**TASK ITEM:** For every record below, repeat the text exactly and pass over any image.

(Transcribed document page entries)
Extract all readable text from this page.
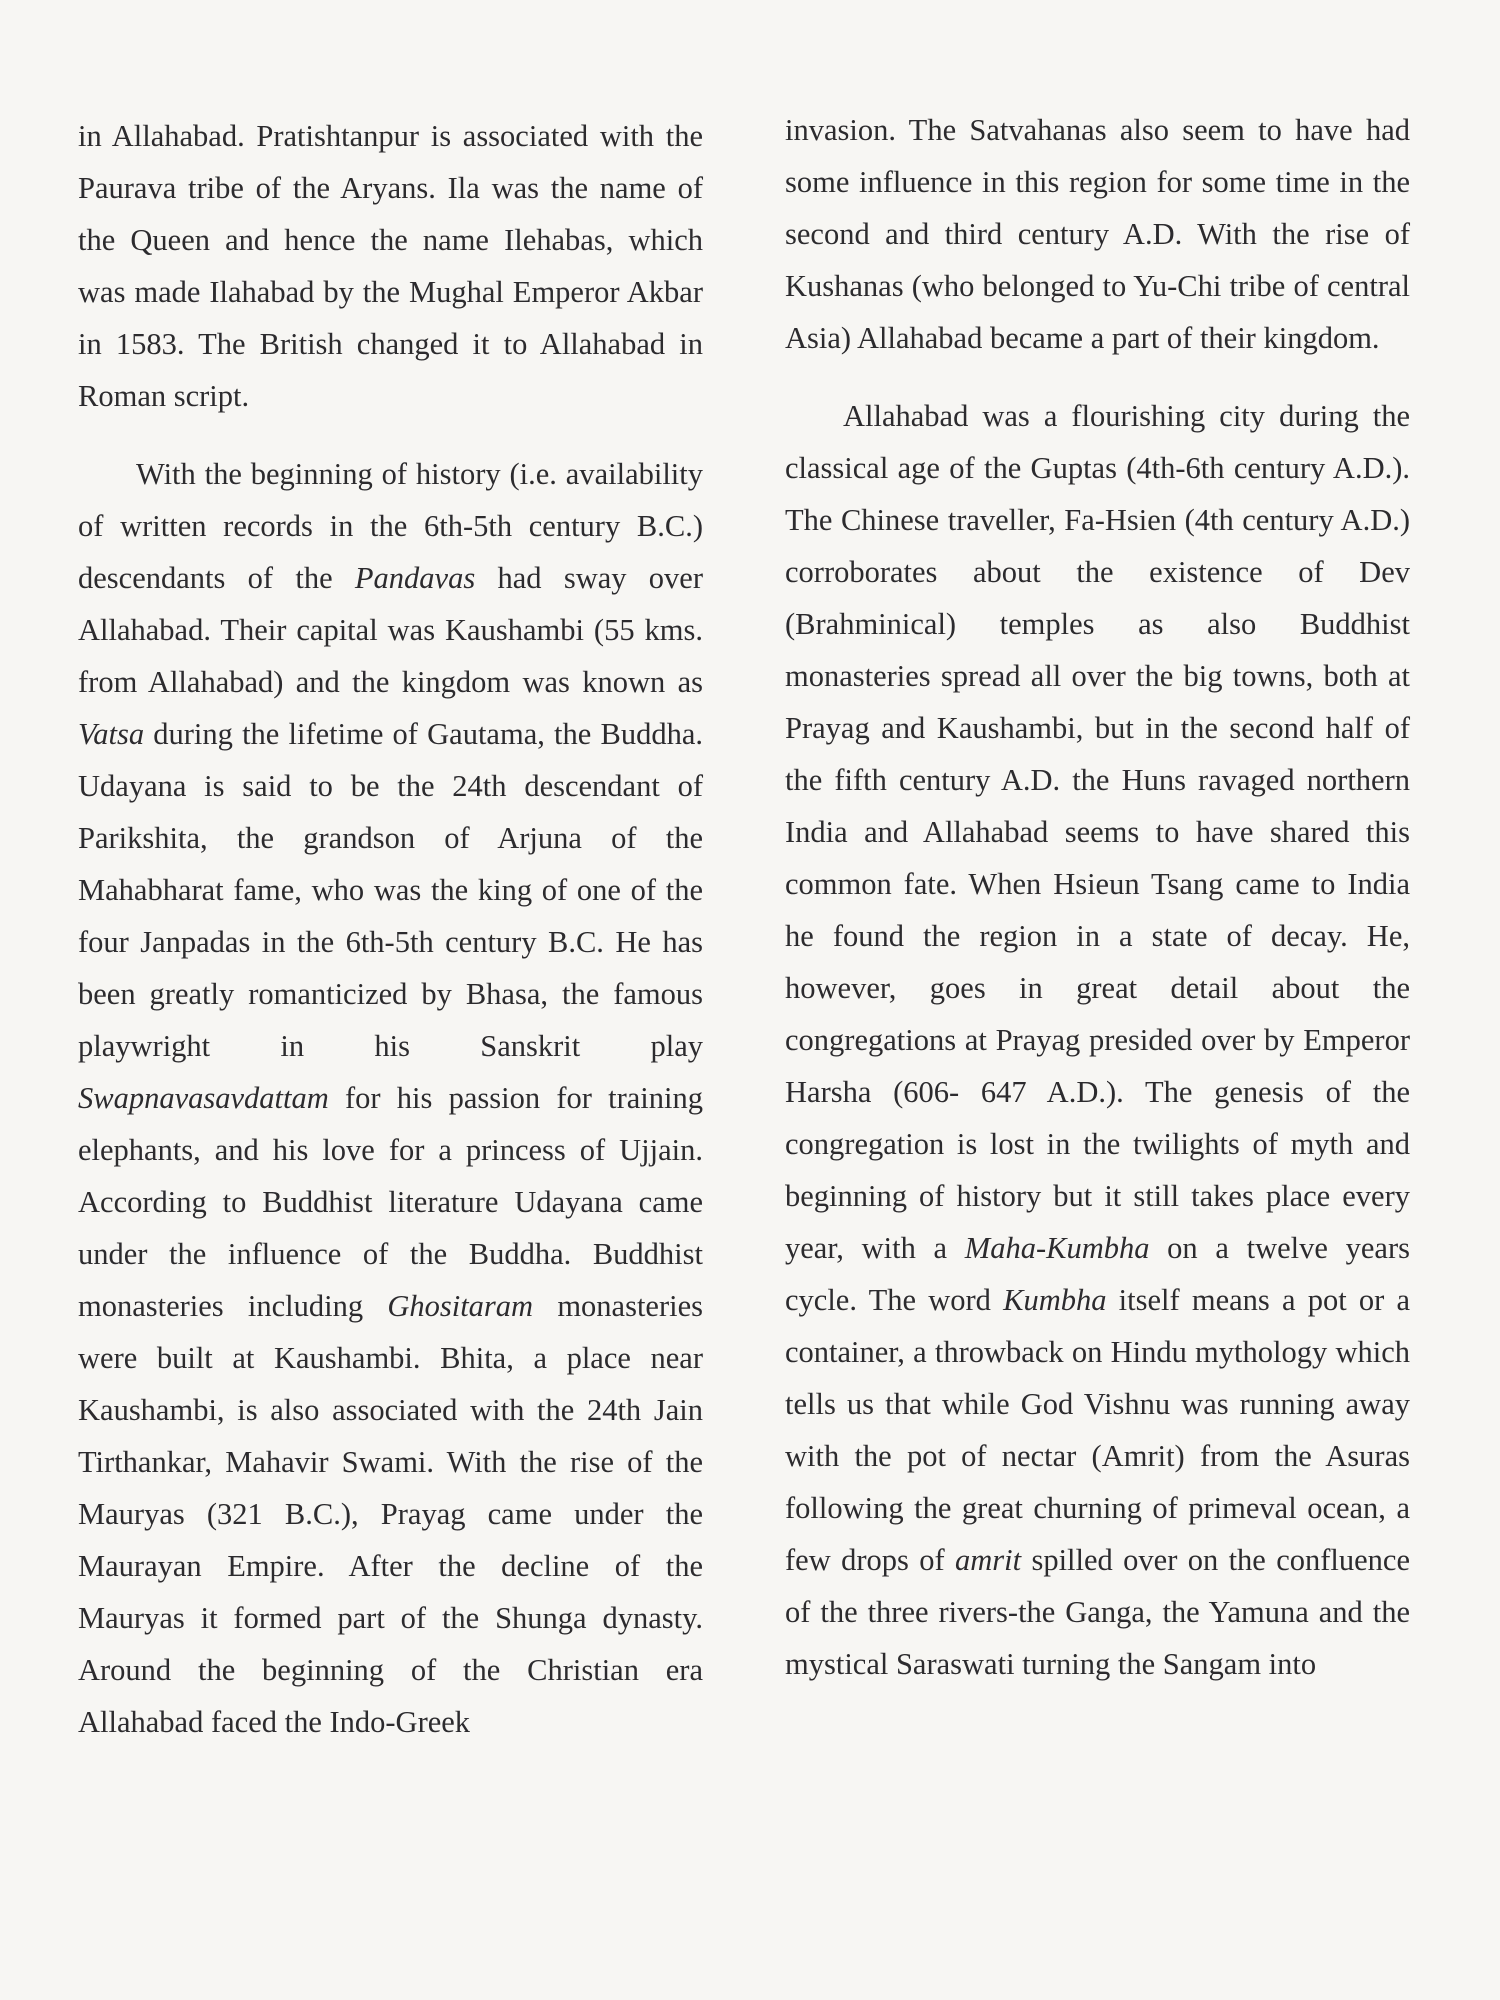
in Allahabad. Pratishtanpur is associated with the Paurava tribe of the Aryans. Ila was the name of the Queen and hence the name Ilehabas, which was made Ilahabad by the Mughal Emperor Akbar in 1583. The British changed it to Allahabad in Roman script.

With the beginning of history (i.e. availability of written records in the 6th-5th century B.C.) descendants of the Pandavas had sway over Allahabad. Their capital was Kaushambi (55 kms. from Allahabad) and the kingdom was known as Vatsa during the lifetime of Gautama, the Buddha. Udayana is said to be the 24th descendant of Parikshita, the grandson of Arjuna of the Mahabharat fame, who was the king of one of the four Janpadas in the 6th-5th century B.C. He has been greatly romanticized by Bhasa, the famous playwright in his Sanskrit play Swapnavasavdattam for his passion for training elephants, and his love for a princess of Ujjain. According to Buddhist literature Udayana came under the influence of the Buddha. Buddhist monasteries including Ghositaram monasteries were built at Kaushambi. Bhita, a place near Kaushambi, is also associated with the 24th Jain Tirthankar, Mahavir Swami. With the rise of the Mauryas (321 B.C.), Prayag came under the Maurayan Empire. After the decline of the Mauryas it formed part of the Shunga dynasty. Around the beginning of the Christian era Allahabad faced the Indo-Greek

invasion. The Satvahanas also seem to have had some influence in this region for some time in the second and third century A.D. With the rise of Kushanas (who belonged to Yu-Chi tribe of central Asia) Allahabad became a part of their kingdom.

Allahabad was a flourishing city during the classical age of the Guptas (4th-6th century A.D.). The Chinese traveller, Fa-Hsien (4th century A.D.) corroborates about the existence of Dev (Brahminical) temples as also Buddhist monasteries spread all over the big towns, both at Prayag and Kaushambi, but in the second half of the fifth century A.D. the Huns ravaged northern India and Allahabad seems to have shared this common fate. When Hsieun Tsang came to India he found the region in a state of decay. He, however, goes in great detail about the congregations at Prayag presided over by Emperor Harsha (606- 647 A.D.). The genesis of the congregation is lost in the twilights of myth and beginning of history but it still takes place every year, with a Maha-Kumbha on a twelve years cycle. The word Kumbha itself means a pot or a container, a throwback on Hindu mythology which tells us that while God Vishnu was running away with the pot of nectar (Amrit) from the Asuras following the great churning of primeval ocean, a few drops of amrit spilled over on the confluence of the three rivers-the Ganga, the Yamuna and the mystical Saraswati turning the Sangam into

**THE COMPLETED TASK:**
Extract all readable text from this page.
in Allahabad. Pratishtanpur is associated with the Paurava tribe of the Aryans. Ila was the name of the Queen and hence the name Ilehabas, which was made Ilahabad by the Mughal Emperor Akbar in 1583. The British changed it to Allahabad in Roman script.

With the beginning of history (i.e. availability of written records in the 6th-5th century B.C.) descendants of the Pandavas had sway over Allahabad. Their capital was Kaushambi (55 kms. from Allahabad) and the kingdom was known as Vatsa during the lifetime of Gautama, the Buddha. Udayana is said to be the 24th descendant of Parikshita, the grandson of Arjuna of the Mahabharat fame, who was the king of one of the four Janpadas in the 6th-5th century B.C. He has been greatly romanticized by Bhasa, the famous playwright in his Sanskrit play Swapnavasavdattam for his passion for training elephants, and his love for a princess of Ujjain. According to Buddhist literature Udayana came under the influence of the Buddha. Buddhist monasteries including Ghositaram monasteries were built at Kaushambi. Bhita, a place near Kaushambi, is also associated with the 24th Jain Tirthankar, Mahavir Swami. With the rise of the Mauryas (321 B.C.), Prayag came under the Maurayan Empire. After the decline of the Mauryas it formed part of the Shunga dynasty. Around the beginning of the Christian era Allahabad faced the Indo-Greek

invasion. The Satvahanas also seem to have had some influence in this region for some time in the second and third century A.D. With the rise of Kushanas (who belonged to Yu-Chi tribe of central Asia) Allahabad became a part of their kingdom.

Allahabad was a flourishing city during the classical age of the Guptas (4th-6th century A.D.). The Chinese traveller, Fa-Hsien (4th century A.D.) corroborates about the existence of Dev (Brahminical) temples as also Buddhist monasteries spread all over the big towns, both at Prayag and Kaushambi, but in the second half of the fifth century A.D. the Huns ravaged northern India and Allahabad seems to have shared this common fate. When Hsieun Tsang came to India he found the region in a state of decay. He, however, goes in great detail about the congregations at Prayag presided over by Emperor Harsha (606- 647 A.D.). The genesis of the congregation is lost in the twilights of myth and beginning of history but it still takes place every year, with a Maha-Kumbha on a twelve years cycle. The word Kumbha itself means a pot or a container, a throwback on Hindu mythology which tells us that while God Vishnu was running away with the pot of nectar (Amrit) from the Asuras following the great churning of primeval ocean, a few drops of amrit spilled over on the confluence of the three rivers-the Ganga, the Yamuna and the mystical Saraswati turning the Sangam into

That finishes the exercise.